Exercise prompt:
Your task is to reproduce the material exactly.

Figure contents as structured data:
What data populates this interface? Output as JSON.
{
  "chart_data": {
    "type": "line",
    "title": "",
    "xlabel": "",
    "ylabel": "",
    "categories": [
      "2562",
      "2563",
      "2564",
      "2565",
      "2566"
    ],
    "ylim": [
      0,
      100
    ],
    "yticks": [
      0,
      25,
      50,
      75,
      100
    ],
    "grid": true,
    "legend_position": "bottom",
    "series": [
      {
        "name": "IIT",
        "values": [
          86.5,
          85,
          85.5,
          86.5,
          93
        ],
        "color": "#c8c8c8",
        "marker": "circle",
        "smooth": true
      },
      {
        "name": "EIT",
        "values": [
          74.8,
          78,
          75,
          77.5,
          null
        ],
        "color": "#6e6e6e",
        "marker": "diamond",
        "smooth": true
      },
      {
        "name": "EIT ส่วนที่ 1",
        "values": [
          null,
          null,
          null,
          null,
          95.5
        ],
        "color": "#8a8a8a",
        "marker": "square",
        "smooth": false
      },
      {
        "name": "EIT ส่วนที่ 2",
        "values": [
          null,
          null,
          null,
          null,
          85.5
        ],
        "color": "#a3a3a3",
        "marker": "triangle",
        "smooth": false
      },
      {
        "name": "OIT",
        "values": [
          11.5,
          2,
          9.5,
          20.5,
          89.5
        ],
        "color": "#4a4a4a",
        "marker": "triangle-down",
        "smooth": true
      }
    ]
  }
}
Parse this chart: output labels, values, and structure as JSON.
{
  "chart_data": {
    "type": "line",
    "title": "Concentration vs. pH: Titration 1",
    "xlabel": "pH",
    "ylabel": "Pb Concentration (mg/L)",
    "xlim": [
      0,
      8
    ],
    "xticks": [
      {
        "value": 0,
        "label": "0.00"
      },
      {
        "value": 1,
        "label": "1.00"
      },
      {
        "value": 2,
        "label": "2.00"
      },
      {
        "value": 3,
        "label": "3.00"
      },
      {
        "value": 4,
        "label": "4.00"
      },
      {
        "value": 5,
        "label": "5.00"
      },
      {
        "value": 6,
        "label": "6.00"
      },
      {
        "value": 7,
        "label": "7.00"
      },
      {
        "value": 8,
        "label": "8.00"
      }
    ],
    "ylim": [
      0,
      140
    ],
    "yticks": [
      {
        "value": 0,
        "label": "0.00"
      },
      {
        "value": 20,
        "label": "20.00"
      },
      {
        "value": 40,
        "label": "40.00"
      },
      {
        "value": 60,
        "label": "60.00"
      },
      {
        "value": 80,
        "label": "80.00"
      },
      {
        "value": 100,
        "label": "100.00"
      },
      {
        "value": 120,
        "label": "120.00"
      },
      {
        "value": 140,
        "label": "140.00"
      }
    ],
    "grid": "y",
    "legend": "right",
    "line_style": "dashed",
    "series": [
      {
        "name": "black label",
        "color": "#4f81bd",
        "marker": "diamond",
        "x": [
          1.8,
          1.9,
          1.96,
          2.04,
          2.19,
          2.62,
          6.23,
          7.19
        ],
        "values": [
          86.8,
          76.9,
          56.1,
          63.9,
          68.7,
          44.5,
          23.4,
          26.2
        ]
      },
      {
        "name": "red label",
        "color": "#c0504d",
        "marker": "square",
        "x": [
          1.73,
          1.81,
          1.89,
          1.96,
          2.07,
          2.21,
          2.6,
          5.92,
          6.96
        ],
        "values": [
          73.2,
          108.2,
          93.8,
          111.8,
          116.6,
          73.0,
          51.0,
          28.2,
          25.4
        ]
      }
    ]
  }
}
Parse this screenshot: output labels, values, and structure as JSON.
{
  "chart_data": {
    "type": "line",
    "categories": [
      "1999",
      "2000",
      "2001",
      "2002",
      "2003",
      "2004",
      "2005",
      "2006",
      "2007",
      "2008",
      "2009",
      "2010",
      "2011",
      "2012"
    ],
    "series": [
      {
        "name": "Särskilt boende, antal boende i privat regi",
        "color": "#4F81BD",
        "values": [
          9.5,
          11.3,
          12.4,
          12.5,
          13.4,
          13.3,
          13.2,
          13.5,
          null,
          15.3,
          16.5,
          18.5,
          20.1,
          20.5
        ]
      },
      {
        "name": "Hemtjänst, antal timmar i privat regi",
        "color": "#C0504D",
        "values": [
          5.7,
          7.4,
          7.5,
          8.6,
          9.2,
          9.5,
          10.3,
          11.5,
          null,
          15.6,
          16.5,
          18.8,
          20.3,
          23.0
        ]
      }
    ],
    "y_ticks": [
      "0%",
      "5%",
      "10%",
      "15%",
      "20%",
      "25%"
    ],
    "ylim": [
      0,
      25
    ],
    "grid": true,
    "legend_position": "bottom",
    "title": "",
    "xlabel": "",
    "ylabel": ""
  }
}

Written response:
What data populates this interface? Output as JSON.
{
  "chart_data": {
    "type": "line",
    "title": "",
    "xlabel": "",
    "ylabel": "",
    "categories": [
      "2562",
      "2563",
      "2564",
      "2565",
      "2566"
    ],
    "ylim": [
      0,
      100
    ],
    "yticks": [
      0,
      25,
      50,
      75,
      100
    ],
    "grid": true,
    "legend_position": "bottom",
    "series": [
      {
        "name": "IIT",
        "values": [
          86.5,
          85,
          85.5,
          86.5,
          93
        ],
        "color": "#c8c8c8",
        "marker": "circle",
        "smooth": true
      },
      {
        "name": "EIT",
        "values": [
          74.8,
          78,
          75,
          77.5,
          null
        ],
        "color": "#6e6e6e",
        "marker": "diamond",
        "smooth": true
      },
      {
        "name": "EIT ส่วนที่ 1",
        "values": [
          null,
          null,
          null,
          null,
          95.5
        ],
        "color": "#8a8a8a",
        "marker": "square",
        "smooth": false
      },
      {
        "name": "EIT ส่วนที่ 2",
        "values": [
          null,
          null,
          null,
          null,
          85.5
        ],
        "color": "#a3a3a3",
        "marker": "triangle",
        "smooth": false
      },
      {
        "name": "OIT",
        "values": [
          11.5,
          2,
          9.5,
          20.5,
          89.5
        ],
        "color": "#4a4a4a",
        "marker": "triangle-down",
        "smooth": true
      }
    ]
  }
}
Parse this chart: output labels, values, and structure as JSON.
{
  "chart_data": {
    "type": "line",
    "title": "Concentration vs. pH: Titration 1",
    "xlabel": "pH",
    "ylabel": "Pb Concentration (mg/L)",
    "xlim": [
      0,
      8
    ],
    "xticks": [
      {
        "value": 0,
        "label": "0.00"
      },
      {
        "value": 1,
        "label": "1.00"
      },
      {
        "value": 2,
        "label": "2.00"
      },
      {
        "value": 3,
        "label": "3.00"
      },
      {
        "value": 4,
        "label": "4.00"
      },
      {
        "value": 5,
        "label": "5.00"
      },
      {
        "value": 6,
        "label": "6.00"
      },
      {
        "value": 7,
        "label": "7.00"
      },
      {
        "value": 8,
        "label": "8.00"
      }
    ],
    "ylim": [
      0,
      140
    ],
    "yticks": [
      {
        "value": 0,
        "label": "0.00"
      },
      {
        "value": 20,
        "label": "20.00"
      },
      {
        "value": 40,
        "label": "40.00"
      },
      {
        "value": 60,
        "label": "60.00"
      },
      {
        "value": 80,
        "label": "80.00"
      },
      {
        "value": 100,
        "label": "100.00"
      },
      {
        "value": 120,
        "label": "120.00"
      },
      {
        "value": 140,
        "label": "140.00"
      }
    ],
    "grid": "y",
    "legend": "right",
    "line_style": "dashed",
    "series": [
      {
        "name": "black label",
        "color": "#4f81bd",
        "marker": "diamond",
        "x": [
          1.8,
          1.9,
          1.96,
          2.04,
          2.19,
          2.62,
          6.23,
          7.19
        ],
        "values": [
          86.8,
          76.9,
          56.1,
          63.9,
          68.7,
          44.5,
          23.4,
          26.2
        ]
      },
      {
        "name": "red label",
        "color": "#c0504d",
        "marker": "square",
        "x": [
          1.73,
          1.81,
          1.89,
          1.96,
          2.07,
          2.21,
          2.6,
          5.92,
          6.96
        ],
        "values": [
          73.2,
          108.2,
          93.8,
          111.8,
          116.6,
          73.0,
          51.0,
          28.2,
          25.4
        ]
      }
    ]
  }
}
Parse this screenshot: output labels, values, and structure as JSON.
{
  "chart_data": {
    "type": "line",
    "categories": [
      "1999",
      "2000",
      "2001",
      "2002",
      "2003",
      "2004",
      "2005",
      "2006",
      "2007",
      "2008",
      "2009",
      "2010",
      "2011",
      "2012"
    ],
    "series": [
      {
        "name": "Särskilt boende, antal boende i privat regi",
        "color": "#4F81BD",
        "values": [
          9.5,
          11.3,
          12.4,
          12.5,
          13.4,
          13.3,
          13.2,
          13.5,
          null,
          15.3,
          16.5,
          18.5,
          20.1,
          20.5
        ]
      },
      {
        "name": "Hemtjänst, antal timmar i privat regi",
        "color": "#C0504D",
        "values": [
          5.7,
          7.4,
          7.5,
          8.6,
          9.2,
          9.5,
          10.3,
          11.5,
          null,
          15.6,
          16.5,
          18.8,
          20.3,
          23.0
        ]
      }
    ],
    "y_ticks": [
      "0%",
      "5%",
      "10%",
      "15%",
      "20%",
      "25%"
    ],
    "ylim": [
      0,
      25
    ],
    "grid": true,
    "legend_position": "bottom",
    "title": "",
    "xlabel": "",
    "ylabel": ""
  }
}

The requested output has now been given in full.